Required task. Restate the data word for word and leave the images out.

════════

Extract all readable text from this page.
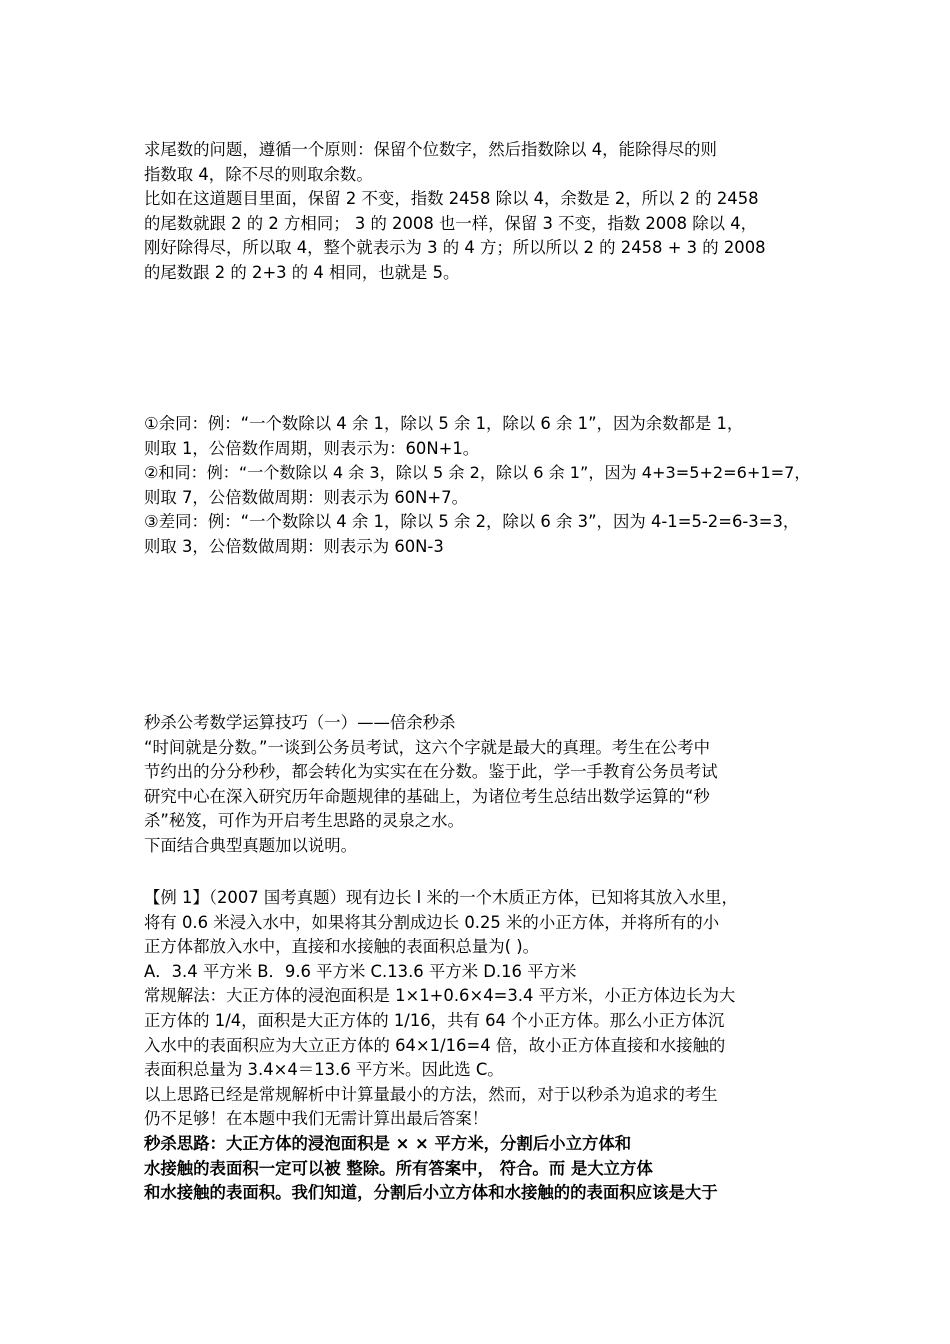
求尾数的问题，遵循一个原则：保留个位数字，然后指数除以 4，能除得尽的则
指数取 4，除不尽的则取余数。
比如在这道题目里面，保留 2 不变，指数 2458 除以 4，余数是 2，所以 2 的 2458
的尾数就跟 2 的 2 方相同； 3 的 2008 也一样，保留 3 不变，指数 2008 除以 4，
刚好除得尽，所以取 4，整个就表示为 3 的 4 方；所以所以 2 的 2458 + 3 的 2008
的尾数跟 2 的 2+3 的 4 相同，也就是 5。
①余同：例：“一个数除以 4 余 1，除以 5 余 1，除以 6 余 1”，因为余数都是 1，
则取 1，公倍数作周期，则表示为：60N+1。
②和同：例：“一个数除以 4 余 3，除以 5 余 2，除以 6 余 1”，因为 4+3=5+2=6+1=7，
则取 7，公倍数做周期：则表示为 60N+7。
③差同：例：“一个数除以 4 余 1，除以 5 余 2，除以 6 余 3”，因为 4-1=5-2=6-3=3，
则取 3，公倍数做周期：则表示为 60N-3
秒杀公考数学运算技巧（一）——倍余秒杀
“时间就是分数。”一谈到公务员考试，这六个字就是最大的真理。考生在公考中
节约出的分分秒秒，都会转化为实实在在分数。鉴于此，学一手教育公务员考试
研究中心在深入研究历年命题规律的基础上，为诸位考生总结出数学运算的“秒
杀”秘笈，可作为开启考生思路的灵泉之水。
下面结合典型真题加以说明。
【例 1】（2007 国考真题）现有边长 l 米的一个木质正方体，已知将其放入水里，
将有 0.6 米浸入水中，如果将其分割成边长 0.25 米的小正方体，并将所有的小
正方体都放入水中，直接和水接触的表面积总量为( )。
A．3.4 平方米 B．9.6 平方米 C.13.6 平方米 D.16 平方米
常规解法：大正方体的浸泡面积是 1×1+0.6×4=3.4 平方米，小正方体边长为大
正方体的 1/4，面积是大正方体的 1/16，共有 64 个小正方体。那么小正方体沉
入水中的表面积应为大立正方体的 64×1/16=4 倍，故小正方体直接和水接触的
表面积总量为 3.4×4＝13.6 平方米。因此选 C。
以上思路已经是常规解析中计算量最小的方法，然而，对于以秒杀为追求的考生
仍不足够！在本题中我们无需计算出最后答案！
秒杀思路：大正方体的浸泡面积是 × × 平方米，分割后小立方体和
水接触的表面积一定可以被 整除。所有答案中， 符合。而 是大立方体
和水接触的表面积。我们知道，分割后小立方体和水接触的的表面积应该是大于
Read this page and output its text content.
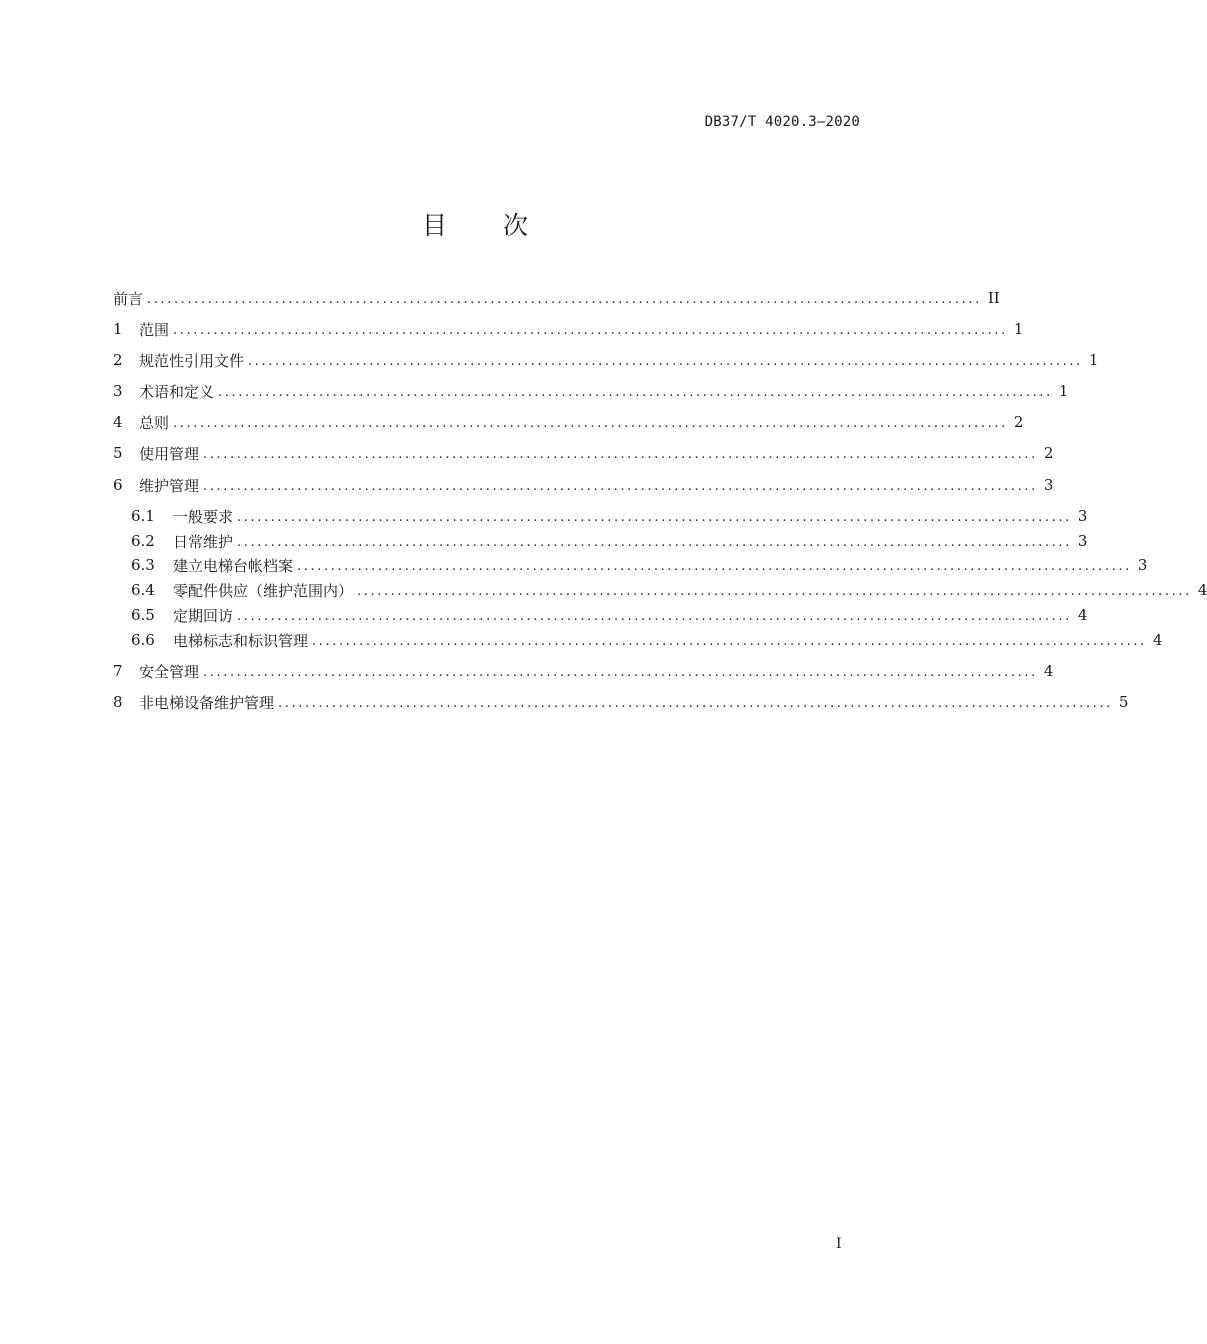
DB37/T 4020.3—2020
目 次
前言 ............................................................................................................................ II
1	范围 ............................................................................................................................ 1
2	规范性引用文件 ............................................................................................................................ 1
3	术语和定义 ............................................................................................................................ 1
4	总则 ............................................................................................................................ 2
5	使用管理 ............................................................................................................................ 2
6	维护管理 ............................................................................................................................ 3
6.1	一般要求 ............................................................................................................................ 3
6.2	日常维护 ............................................................................................................................ 3
6.3	建立电梯台帐档案 ............................................................................................................................ 3
6.4	零配件供应（维护范围内） ............................................................................................................................ 4
6.5	定期回访 ............................................................................................................................ 4
6.6	电梯标志和标识管理 ............................................................................................................................ 4
7	安全管理 ............................................................................................................................ 4
8	非电梯设备维护管理 ............................................................................................................................ 5
I
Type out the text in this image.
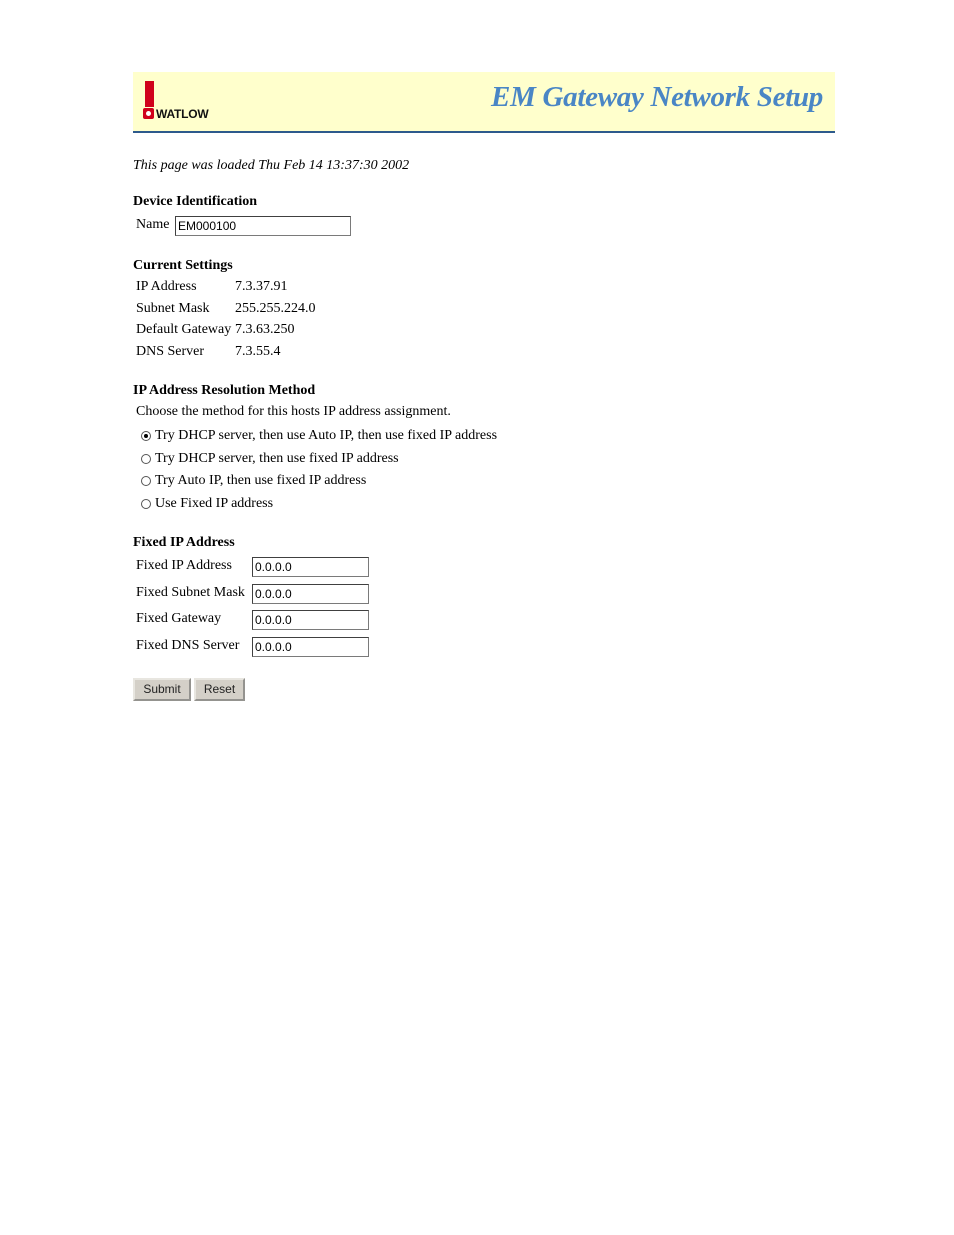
WATLOW
EM Gateway Network Setup
This page was loaded Thu Feb 14 13:37:30 2002
Device Identification
Name
EM000100
Current Settings
IP Address	7.3.37.91
Subnet Mask 255.255.224.0
Default Gateway 7.3.63.250
DNS Server 7.3.55.4
IP Address Resolution Method
Choose the method for this hosts IP address assignment.
Try DHCP server, then use Auto IP, then use fixed IP address
Try DHCP server, then use fixed IP address
Try Auto IP, then use fixed IP address
Use Fixed IP address
Fixed IP Address
Fixed IP Address
0.0.0.0
Fixed Subnet Mask
0.0.0.0
Fixed Gateway
0.0.0.0
Fixed DNS Server
0.0.0.0
Submit	Reset
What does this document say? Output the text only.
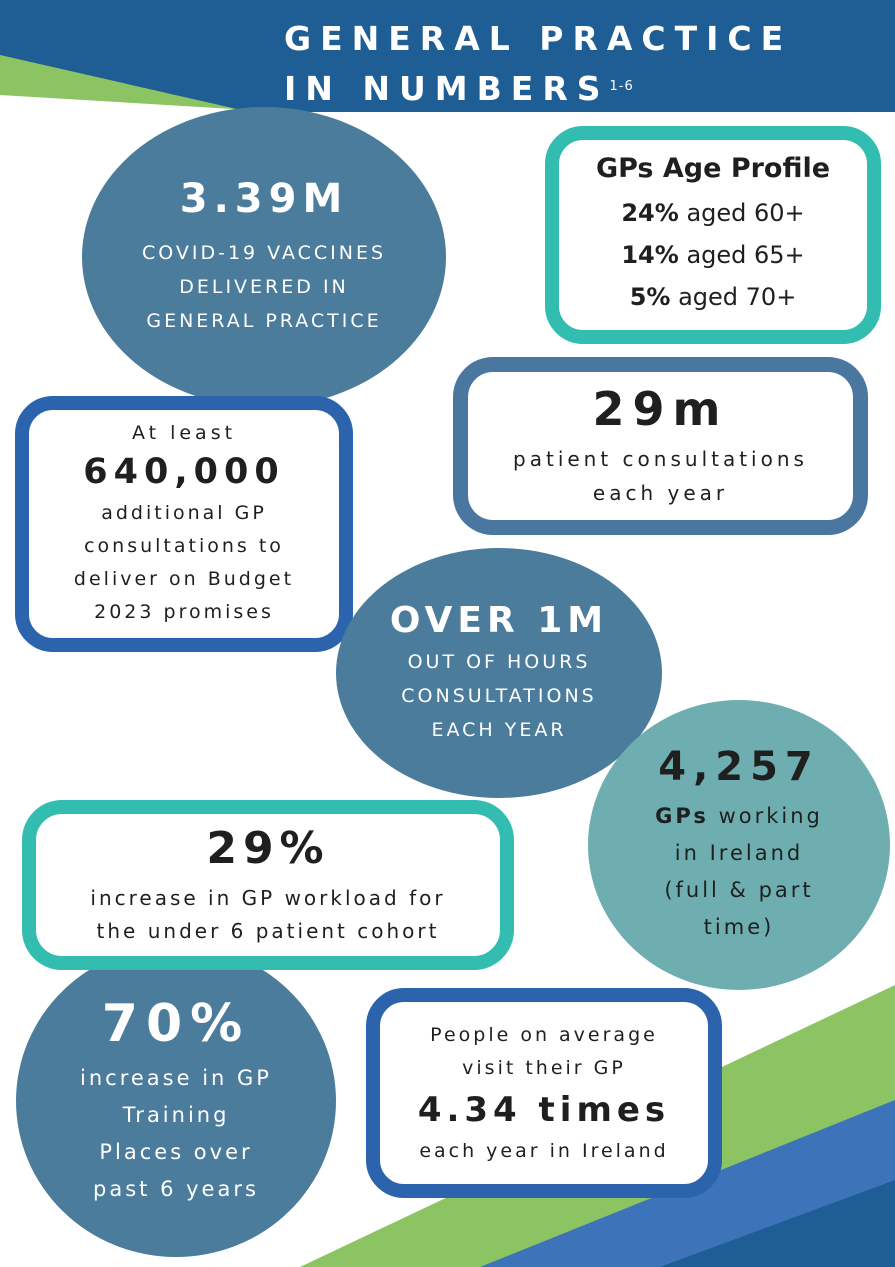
GENERAL PRACTICE
IN NUMBERS$^{1-6}$
3.39M
COVID-19 VACCINES
DELIVERED IN
GENERAL PRACTICE
GPs Age Profile
24% aged 60+
14% aged 65+
5% aged 70+
29m
patient consultations
each year
At least
640,000
additional GP
consultations to
deliver on Budget
2023 promises	OVER 1M
OUT OF HOURS
CONSULTATIONS
EACH YEAR
4,257
GPs working
in Ireland
(full & part
time)
70%
increase in GP
Training
Places over
past 6 years
29%
increase in GP workload for
the under 6 patient cohort
People on average
visit their GP
4.34 times
each year in Ireland
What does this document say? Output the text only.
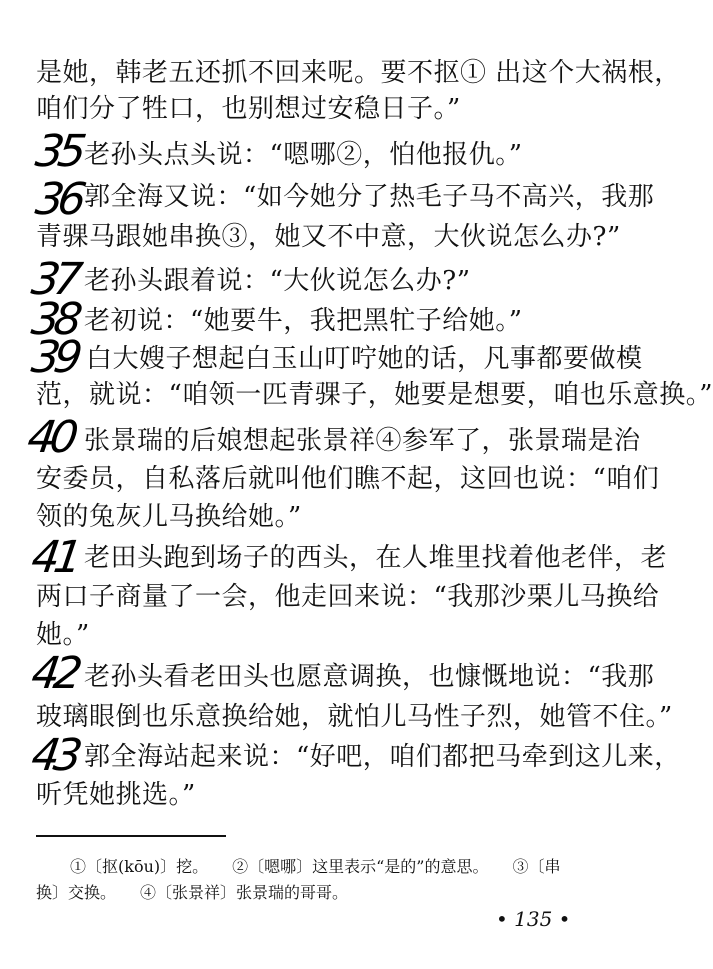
是她，韩老五还抓不回来呢。要不抠① 出这个大祸根，
咱们分了牲口，也别想过安稳日子。”
老孙头点头说：“嗯哪②，怕他报仇。”
郭全海又说：“如今她分了热毛子马不高兴，我那
青骒马跟她串换③，她又不中意，大伙说怎么办?”
老孙头跟着说：“大伙说怎么办?”
老初说：“她要牛，我把黑牤子给她。”
白大嫂子想起白玉山叮咛她的话，凡事都要做模
范，就说：“咱领一匹青骒子，她要是想要，咱也乐意换。”
张景瑞的后娘想起张景祥④参军了，张景瑞是治
安委员，自私落后就叫他们瞧不起，这回也说：“咱们
领的兔灰儿马换给她。”
老田头跑到场子的西头，在人堆里找着他老伴，老
两口子商量了一会，他走回来说：“我那沙栗儿马换给
她。”
老孙头看老田头也愿意调换，也慷慨地说：“我那
玻璃眼倒也乐意换给她，就怕儿马性子烈，她管不住。”
郭全海站起来说：“好吧，咱们都把马牵到这儿来，
听凭她挑选。”
35
36
37
38
39
40
41
42
43
①〔抠(kōu)〕挖。　　②〔嗯哪〕这里表示“是的”的意思。　　③〔串
换〕交换。　　④〔张景祥〕张景瑞的哥哥。
• 135 •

════════

Final answer.
Extract all readable text from this page.
求尾数的问题，遵循一个原则：保留个位数字，然后指数除以 4，能除得尽的则
指数取 4，除不尽的则取余数。
比如在这道题目里面，保留 2 不变，指数 2458 除以 4，余数是 2，所以 2 的 2458
的尾数就跟 2 的 2 方相同； 3 的 2008 也一样，保留 3 不变，指数 2008 除以 4，
刚好除得尽，所以取 4，整个就表示为 3 的 4 方；所以所以 2 的 2458 + 3 的 2008
的尾数跟 2 的 2+3 的 4 相同，也就是 5。
①余同：例：“一个数除以 4 余 1，除以 5 余 1，除以 6 余 1”，因为余数都是 1，
则取 1，公倍数作周期，则表示为：60N+1。
②和同：例：“一个数除以 4 余 3，除以 5 余 2，除以 6 余 1”，因为 4+3=5+2=6+1=7，
则取 7，公倍数做周期：则表示为 60N+7。
③差同：例：“一个数除以 4 余 1，除以 5 余 2，除以 6 余 3”，因为 4-1=5-2=6-3=3，
则取 3，公倍数做周期：则表示为 60N-3
秒杀公考数学运算技巧（一）——倍余秒杀
“时间就是分数。”一谈到公务员考试，这六个字就是最大的真理。考生在公考中
节约出的分分秒秒，都会转化为实实在在分数。鉴于此，学一手教育公务员考试
研究中心在深入研究历年命题规律的基础上，为诸位考生总结出数学运算的“秒
杀”秘笈，可作为开启考生思路的灵泉之水。
下面结合典型真题加以说明。
【例 1】（2007 国考真题）现有边长 l 米的一个木质正方体，已知将其放入水里，
将有 0.6 米浸入水中，如果将其分割成边长 0.25 米的小正方体，并将所有的小
正方体都放入水中，直接和水接触的表面积总量为( )。
A．3.4 平方米 B．9.6 平方米 C.13.6 平方米 D.16 平方米
常规解法：大正方体的浸泡面积是 1×1+0.6×4=3.4 平方米，小正方体边长为大
正方体的 1/4，面积是大正方体的 1/16，共有 64 个小正方体。那么小正方体沉
入水中的表面积应为大立正方体的 64×1/16=4 倍，故小正方体直接和水接触的
表面积总量为 3.4×4＝13.6 平方米。因此选 C。
以上思路已经是常规解析中计算量最小的方法，然而，对于以秒杀为追求的考生
仍不足够！在本题中我们无需计算出最后答案！
秒杀思路：大正方体的浸泡面积是 × × 平方米，分割后小立方体和
水接触的表面积一定可以被 整除。所有答案中， 符合。而 是大立方体
和水接触的表面积。我们知道，分割后小立方体和水接触的的表面积应该是大于
Read this page and output its text content.
DB37/T 4020.3—2020
目 次
前言 ............................................................................................................................ II
1	范围 ............................................................................................................................ 1
2	规范性引用文件 ............................................................................................................................ 1
3	术语和定义 ............................................................................................................................ 1
4	总则 ............................................................................................................................ 2
5	使用管理 ............................................................................................................................ 2
6	维护管理 ............................................................................................................................ 3
6.1	一般要求 ............................................................................................................................ 3
6.2	日常维护 ............................................................................................................................ 3
6.3	建立电梯台帐档案 ............................................................................................................................ 3
6.4	零配件供应（维护范围内） ............................................................................................................................ 4
6.5	定期回访 ............................................................................................................................ 4
6.6	电梯标志和标识管理 ............................................................................................................................ 4
7	安全管理 ............................................................................................................................ 4
8	非电梯设备维护管理 ............................................................................................................................ 5
I
Type out the text in this image.
WATLOW
EM Gateway Network Setup
This page was loaded Thu Feb 14 13:37:30 2002
Device Identification
Name
EM000100
Current Settings
IP Address	7.3.37.91
Subnet Mask 255.255.224.0
Default Gateway 7.3.63.250
DNS Server 7.3.55.4
IP Address Resolution Method
Choose the method for this hosts IP address assignment.
Try DHCP server, then use Auto IP, then use fixed IP address
Try DHCP server, then use fixed IP address
Try Auto IP, then use fixed IP address
Use Fixed IP address
Fixed IP Address
Fixed IP Address
0.0.0.0
Fixed Subnet Mask
0.0.0.0
Fixed Gateway
0.0.0.0
Fixed DNS Server
0.0.0.0
Submit	Reset
What does this document say? Output the text only.
GENERAL PRACTICE
IN NUMBERS$^{1-6}$
3.39M
COVID-19 VACCINES
DELIVERED IN
GENERAL PRACTICE
GPs Age Profile
24% aged 60+
14% aged 65+
5% aged 70+
29m
patient consultations
each year
At least
640,000
additional GP
consultations to
deliver on Budget
2023 promises	OVER 1M
OUT OF HOURS
CONSULTATIONS
EACH YEAR
4,257
GPs working
in Ireland
(full & part
time)
70%
increase in GP
Training
Places over
past 6 years
29%
increase in GP workload for
the under 6 patient cohort
People on average
visit their GP
4.34 times
each year in Ireland
What does this document say? Output the text only.
是她，韩老五还抓不回来呢。要不抠① 出这个大祸根，
咱们分了牲口，也别想过安稳日子。”
老孙头点头说：“嗯哪②，怕他报仇。”
郭全海又说：“如今她分了热毛子马不高兴，我那
青骒马跟她串换③，她又不中意，大伙说怎么办?”
老孙头跟着说：“大伙说怎么办?”
老初说：“她要牛，我把黑牤子给她。”
白大嫂子想起白玉山叮咛她的话，凡事都要做模
范，就说：“咱领一匹青骒子，她要是想要，咱也乐意换。”
张景瑞的后娘想起张景祥④参军了，张景瑞是治
安委员，自私落后就叫他们瞧不起，这回也说：“咱们
领的兔灰儿马换给她。”
老田头跑到场子的西头，在人堆里找着他老伴，老
两口子商量了一会，他走回来说：“我那沙栗儿马换给
她。”
老孙头看老田头也愿意调换，也慷慨地说：“我那
玻璃眼倒也乐意换给她，就怕儿马性子烈，她管不住。”
郭全海站起来说：“好吧，咱们都把马牵到这儿来，
听凭她挑选。”
35
36
37
38
39
40
41
42
43
①〔抠(kōu)〕挖。　　②〔嗯哪〕这里表示“是的”的意思。　　③〔串
换〕交换。　　④〔张景祥〕张景瑞的哥哥。
• 135 •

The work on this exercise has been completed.